■ **Problem statement**
Using the listing below, copy every line that mentions "Bardzo".

■ **Working data**
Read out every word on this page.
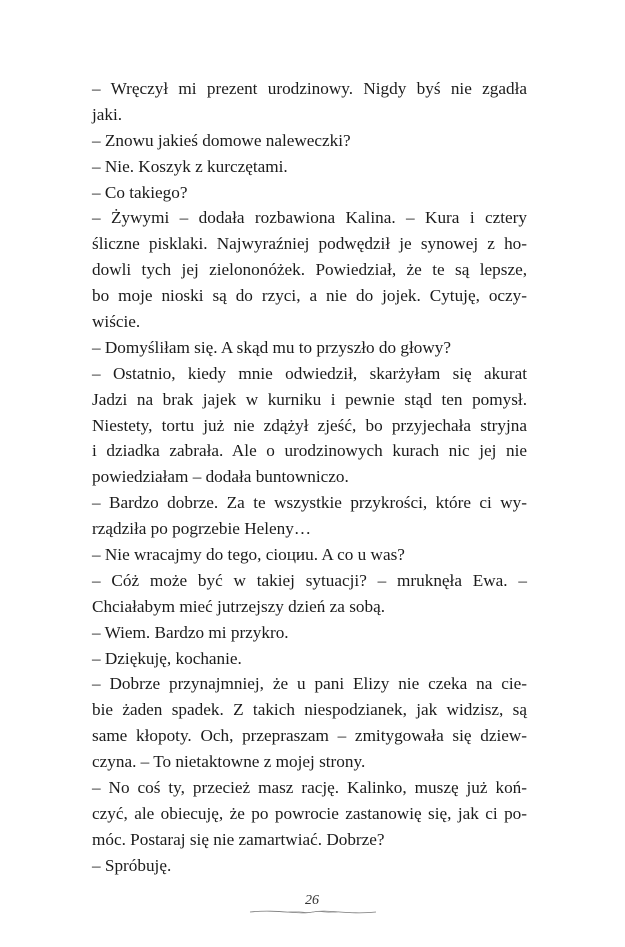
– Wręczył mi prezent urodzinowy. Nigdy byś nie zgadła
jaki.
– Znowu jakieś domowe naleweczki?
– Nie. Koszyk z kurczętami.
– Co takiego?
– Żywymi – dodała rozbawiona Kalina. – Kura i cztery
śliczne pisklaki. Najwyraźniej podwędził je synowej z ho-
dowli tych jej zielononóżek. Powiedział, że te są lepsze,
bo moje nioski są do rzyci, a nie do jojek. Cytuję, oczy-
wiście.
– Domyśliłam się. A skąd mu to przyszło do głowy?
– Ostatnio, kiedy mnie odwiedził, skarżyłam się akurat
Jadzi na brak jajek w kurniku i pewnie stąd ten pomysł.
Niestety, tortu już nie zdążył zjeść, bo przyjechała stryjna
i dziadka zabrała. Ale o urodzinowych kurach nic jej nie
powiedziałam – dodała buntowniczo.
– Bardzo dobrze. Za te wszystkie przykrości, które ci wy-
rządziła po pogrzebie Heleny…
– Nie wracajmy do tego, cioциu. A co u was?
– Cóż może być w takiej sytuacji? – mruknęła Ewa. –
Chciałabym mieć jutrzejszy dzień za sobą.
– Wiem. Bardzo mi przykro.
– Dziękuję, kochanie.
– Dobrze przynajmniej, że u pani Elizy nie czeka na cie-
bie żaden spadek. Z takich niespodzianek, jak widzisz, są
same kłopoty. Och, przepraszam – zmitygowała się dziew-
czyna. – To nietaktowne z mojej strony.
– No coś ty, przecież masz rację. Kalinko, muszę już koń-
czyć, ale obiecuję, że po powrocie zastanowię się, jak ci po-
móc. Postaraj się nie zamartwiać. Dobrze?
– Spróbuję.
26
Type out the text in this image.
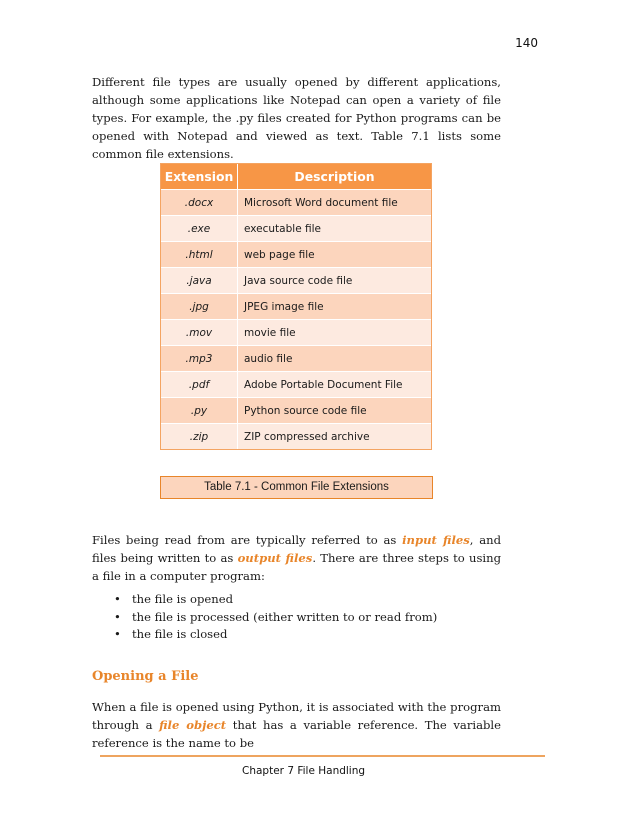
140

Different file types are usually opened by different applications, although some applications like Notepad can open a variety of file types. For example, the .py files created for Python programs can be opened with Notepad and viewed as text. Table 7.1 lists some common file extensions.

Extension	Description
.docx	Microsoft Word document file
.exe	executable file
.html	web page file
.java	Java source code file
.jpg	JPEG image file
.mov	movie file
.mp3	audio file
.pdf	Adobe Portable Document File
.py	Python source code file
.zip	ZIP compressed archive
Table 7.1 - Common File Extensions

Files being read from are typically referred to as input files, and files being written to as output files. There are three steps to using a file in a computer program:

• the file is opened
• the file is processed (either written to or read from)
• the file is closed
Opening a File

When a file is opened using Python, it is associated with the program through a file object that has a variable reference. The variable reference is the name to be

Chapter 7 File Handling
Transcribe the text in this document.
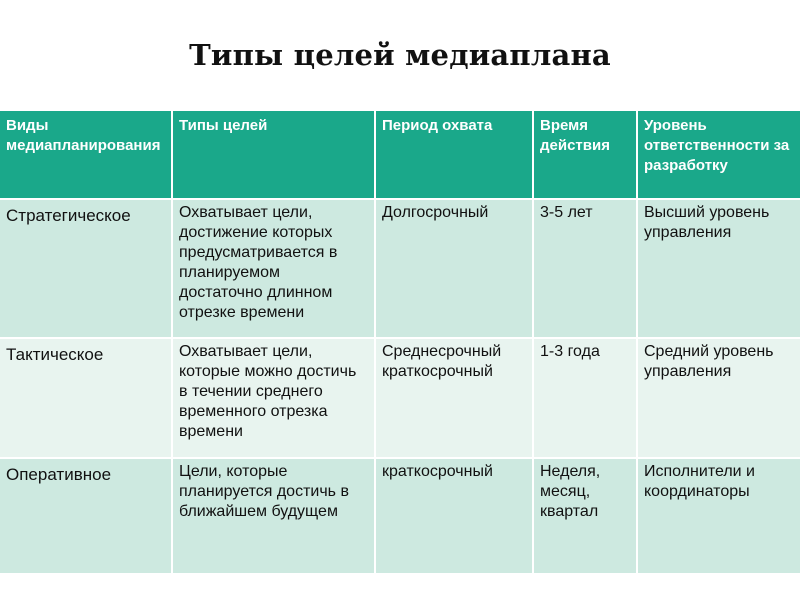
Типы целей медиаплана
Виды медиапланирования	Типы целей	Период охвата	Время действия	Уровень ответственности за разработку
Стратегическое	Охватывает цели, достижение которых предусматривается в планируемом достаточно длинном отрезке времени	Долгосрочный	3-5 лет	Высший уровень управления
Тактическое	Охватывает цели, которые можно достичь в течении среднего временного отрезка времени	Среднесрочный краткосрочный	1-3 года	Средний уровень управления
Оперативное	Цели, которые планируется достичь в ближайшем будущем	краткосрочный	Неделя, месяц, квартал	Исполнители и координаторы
==
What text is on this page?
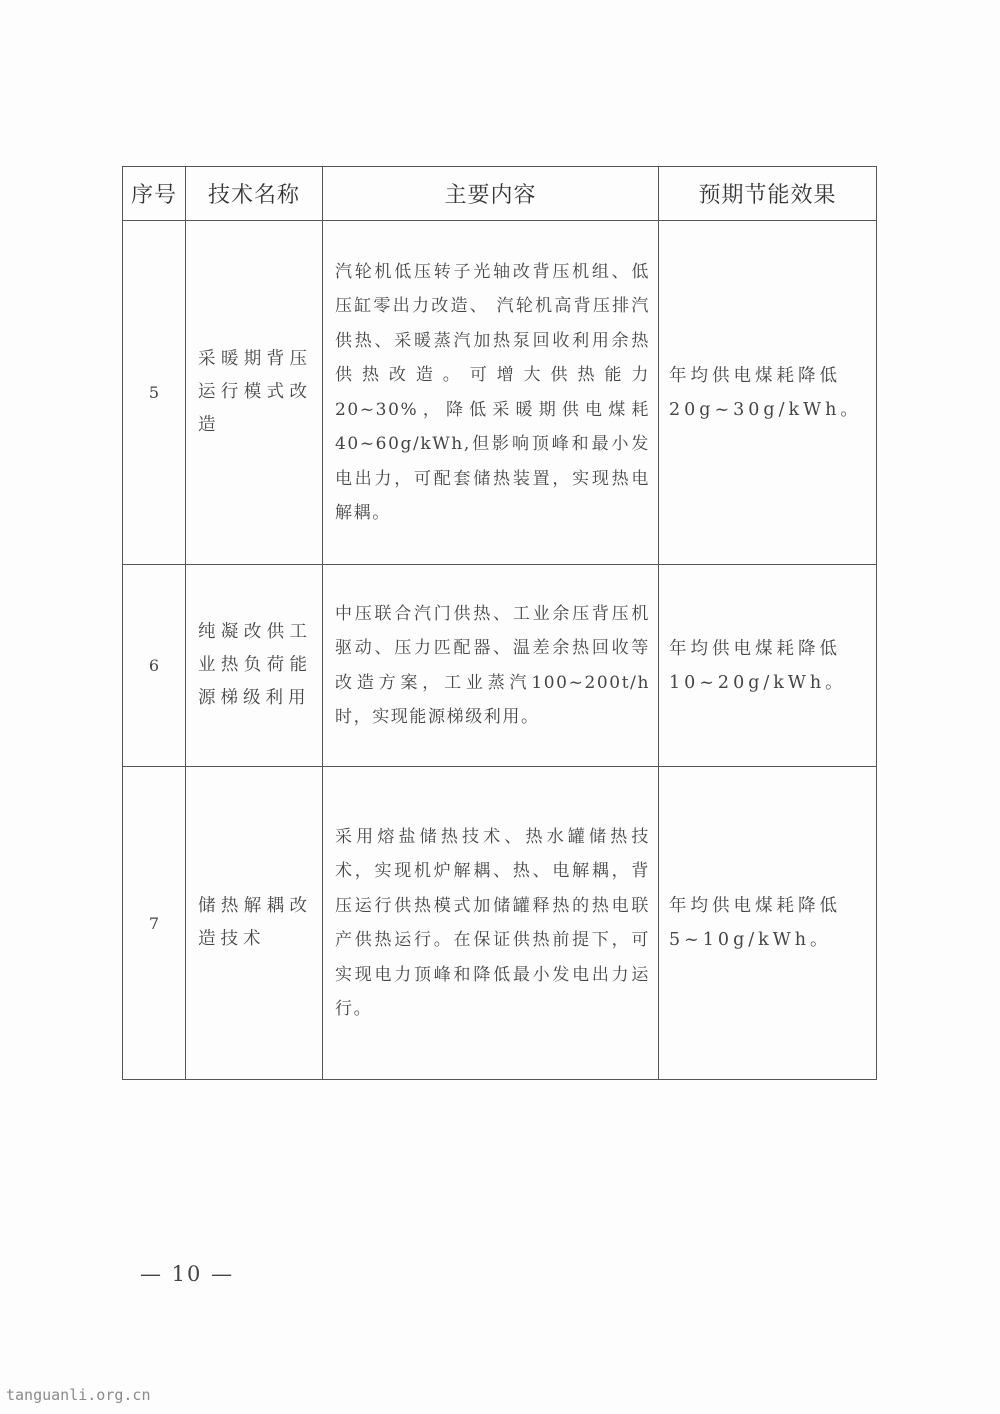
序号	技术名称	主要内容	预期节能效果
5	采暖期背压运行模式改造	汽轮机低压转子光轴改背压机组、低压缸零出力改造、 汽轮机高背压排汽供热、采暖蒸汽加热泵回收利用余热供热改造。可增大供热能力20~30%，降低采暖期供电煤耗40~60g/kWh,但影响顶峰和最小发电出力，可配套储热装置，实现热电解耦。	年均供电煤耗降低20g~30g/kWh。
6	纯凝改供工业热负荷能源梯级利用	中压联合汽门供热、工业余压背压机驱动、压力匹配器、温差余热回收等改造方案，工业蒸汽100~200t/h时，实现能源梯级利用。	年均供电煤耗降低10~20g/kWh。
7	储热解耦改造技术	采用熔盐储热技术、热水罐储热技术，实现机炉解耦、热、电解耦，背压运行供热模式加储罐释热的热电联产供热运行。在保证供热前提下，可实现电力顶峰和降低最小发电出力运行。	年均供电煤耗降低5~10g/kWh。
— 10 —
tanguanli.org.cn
--
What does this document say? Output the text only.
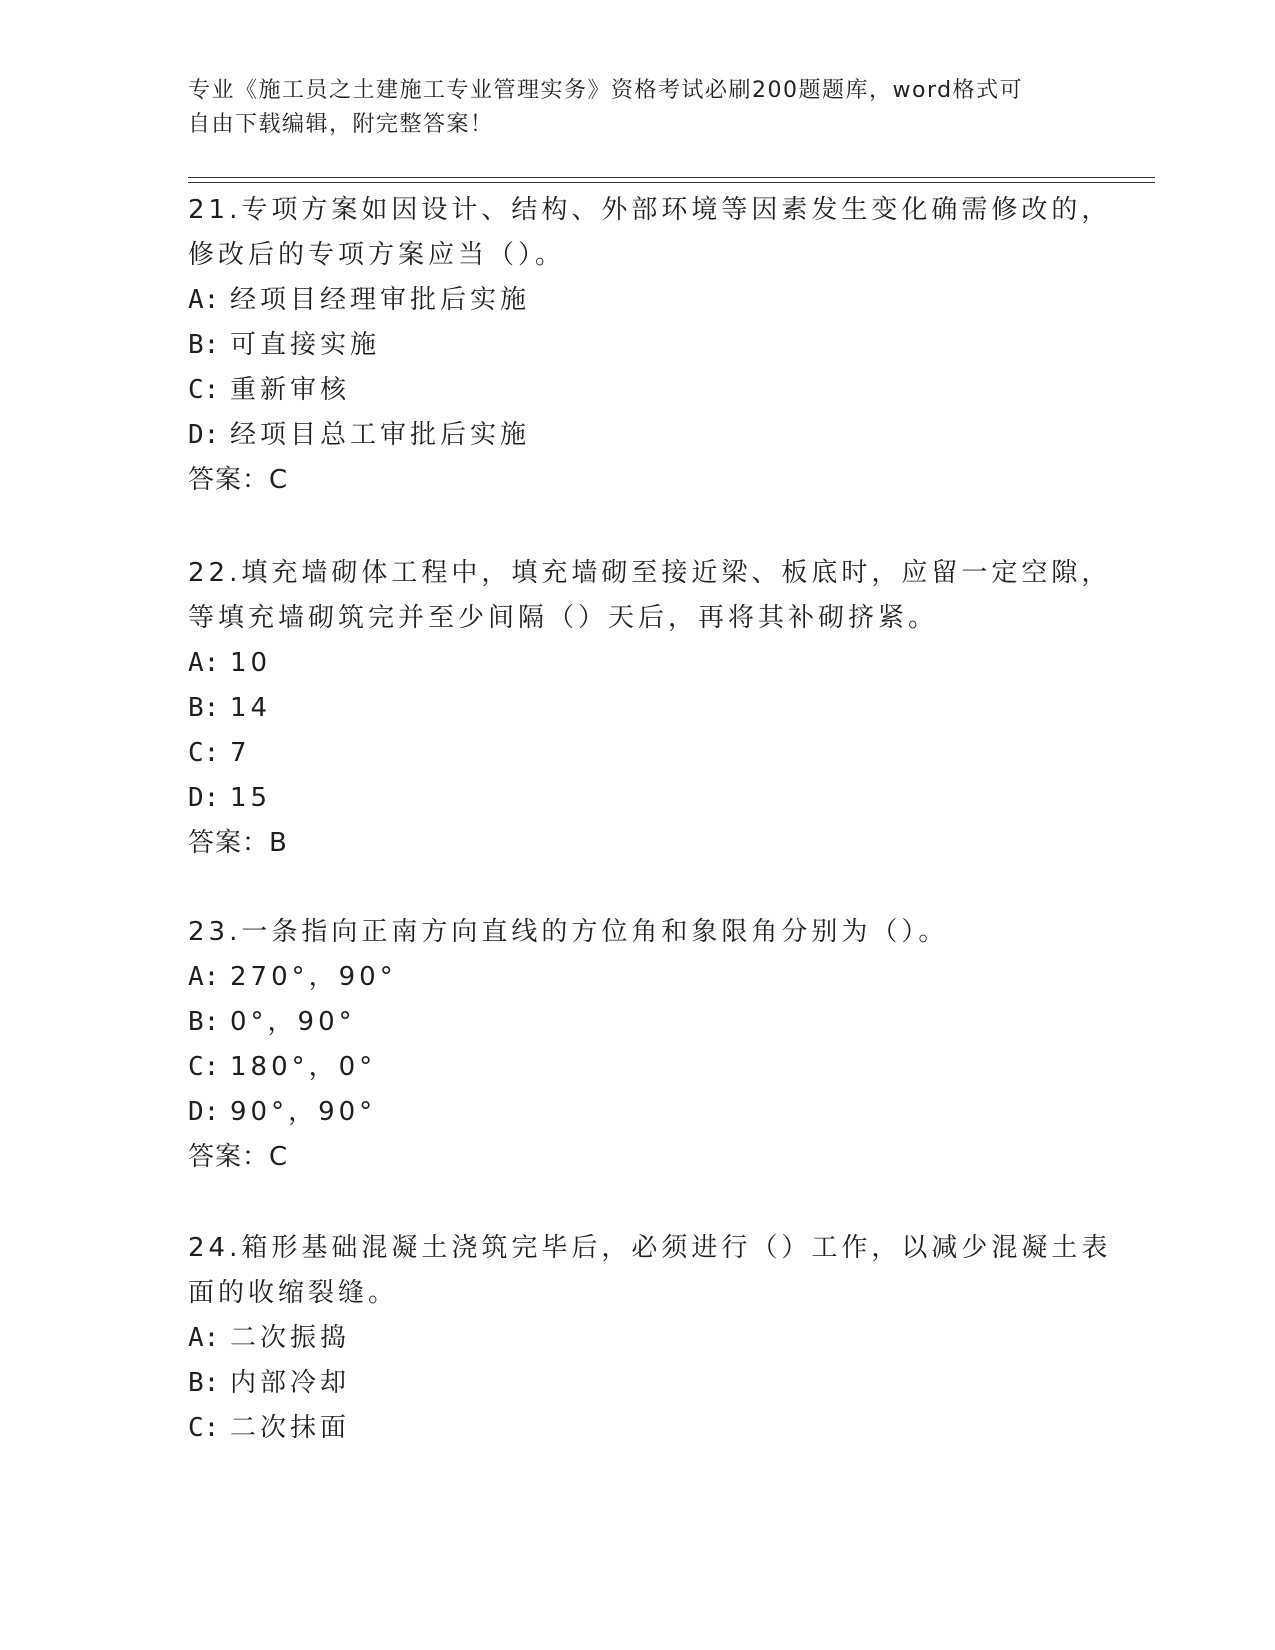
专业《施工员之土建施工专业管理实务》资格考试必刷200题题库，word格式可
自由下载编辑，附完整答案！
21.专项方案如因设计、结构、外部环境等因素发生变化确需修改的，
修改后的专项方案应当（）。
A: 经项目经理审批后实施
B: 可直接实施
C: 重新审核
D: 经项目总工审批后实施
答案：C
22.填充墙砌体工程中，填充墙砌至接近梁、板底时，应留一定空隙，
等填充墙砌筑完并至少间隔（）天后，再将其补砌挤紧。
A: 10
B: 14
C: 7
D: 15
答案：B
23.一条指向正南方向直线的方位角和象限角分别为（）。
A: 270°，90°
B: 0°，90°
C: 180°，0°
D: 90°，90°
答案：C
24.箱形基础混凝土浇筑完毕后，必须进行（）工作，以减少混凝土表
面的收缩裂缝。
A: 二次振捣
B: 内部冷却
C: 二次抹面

■ **Solution for this task**
– Bardzo dobrze. Za te wszystkie przykrości, które ci wy-
– Wiem. Bardzo mi przykro.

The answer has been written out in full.